Written instruction: Which lines in the records below contain the word "tofflemire"? Copy each of them.

Extracted records:
__________________________________________________

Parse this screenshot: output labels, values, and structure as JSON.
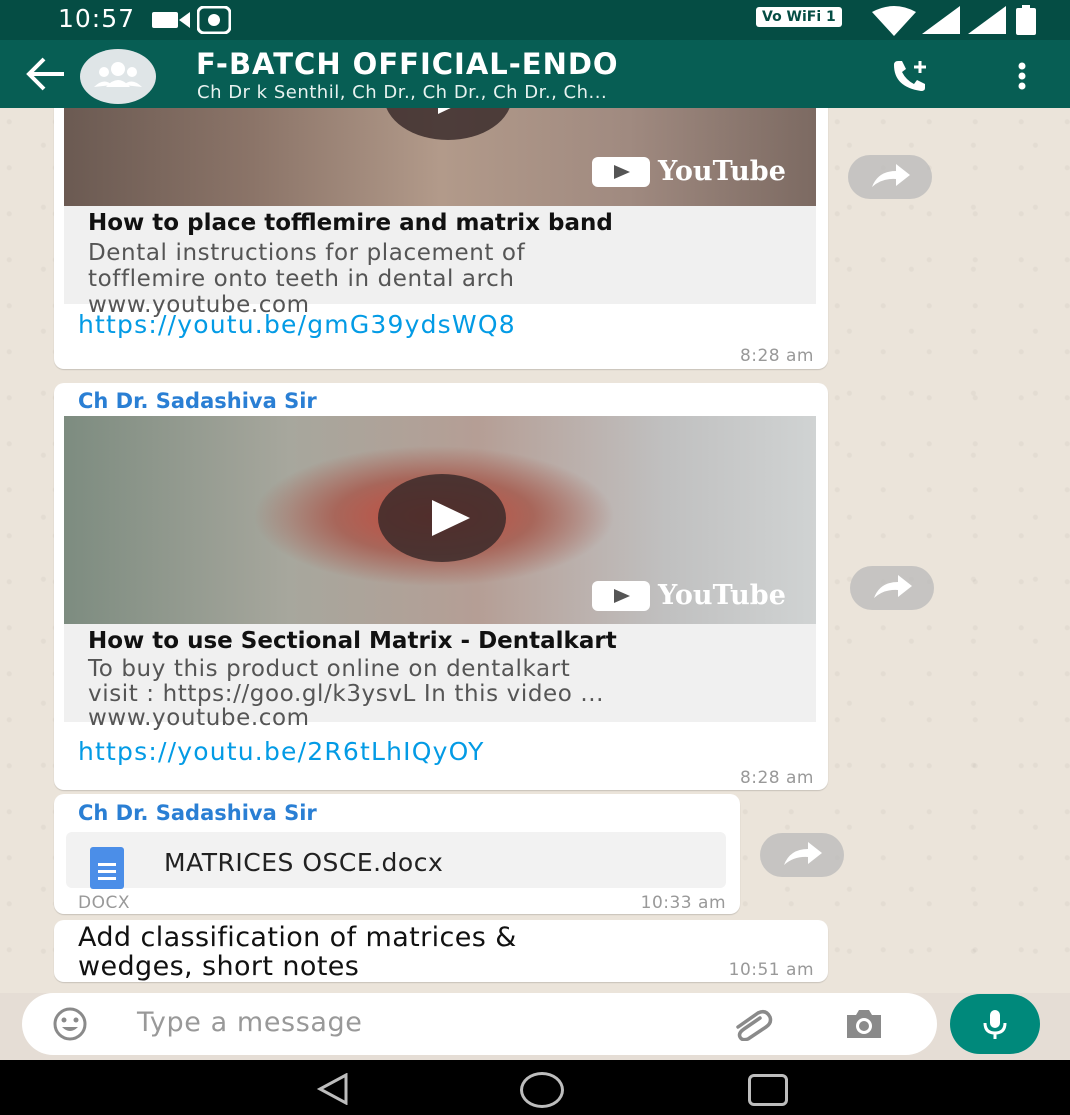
{
  "status_bar": {
    "time": "10:57",
    "network_badge": "Vo WiFi 1",
    "icons": [
      "video-call-icon",
      "notification-icon",
      "wifi-icon",
      "signal-icon",
      "signal-icon",
      "battery-icon"
    ]
  },
  "header": {
    "title": "F-BATCH OFFICIAL-ENDO",
    "subtitle": "Ch Dr k Senthil, Ch Dr., Ch Dr., Ch Dr., Ch...",
    "icons": [
      "back-arrow-icon",
      "group-avatar-icon",
      "add-call-icon",
      "more-vert-icon"
    ]
  },
  "messages": [
    {
      "type": "link",
      "brand": "YouTube",
      "preview_title": "How to place tofflemire and matrix band",
      "preview_desc": [
        "Dental instructions for placement of",
        "tofflemire onto teeth in dental arch"
      ],
      "preview_domain": "www.youtube.com",
      "url": "https://youtu.be/gmG39ydsWQ8",
      "time": "8:28 am"
    },
    {
      "type": "link",
      "sender": "Ch Dr. Sadashiva Sir",
      "brand": "YouTube",
      "preview_title": "How to use Sectional Matrix - Dentalkart",
      "preview_desc": [
        "To buy this product online on dentalkart",
        "visit : https://goo.gl/k3ysvL In this video ..."
      ],
      "preview_domain": "www.youtube.com",
      "url": "https://youtu.be/2R6tLhIQyOY",
      "time": "8:28 am"
    },
    {
      "type": "document",
      "sender": "Ch Dr. Sadashiva Sir",
      "file_name": "MATRICES OSCE.docx",
      "file_type": "DOCX",
      "time": "10:33 am"
    },
    {
      "type": "text",
      "text_lines": [
        "Add classification of matrices &",
        "wedges, short notes"
      ],
      "time": "10:51 am"
    }
  ],
  "composer": {
    "placeholder": "Type a message",
    "icons": [
      "emoji-icon",
      "attach-icon",
      "camera-icon",
      "mic-icon"
    ]
  },
  "colors": {
    "header": "#075e54",
    "status_bar": "#054d44",
    "accent": "#00897b",
    "link": "#039be5",
    "sender": "#2a7fd4"
  }
}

__________________________________________________

Reply to the exercise:
      "preview_title": "How to place tofflemire and matrix band",
        "tofflemire onto teeth in dental arch"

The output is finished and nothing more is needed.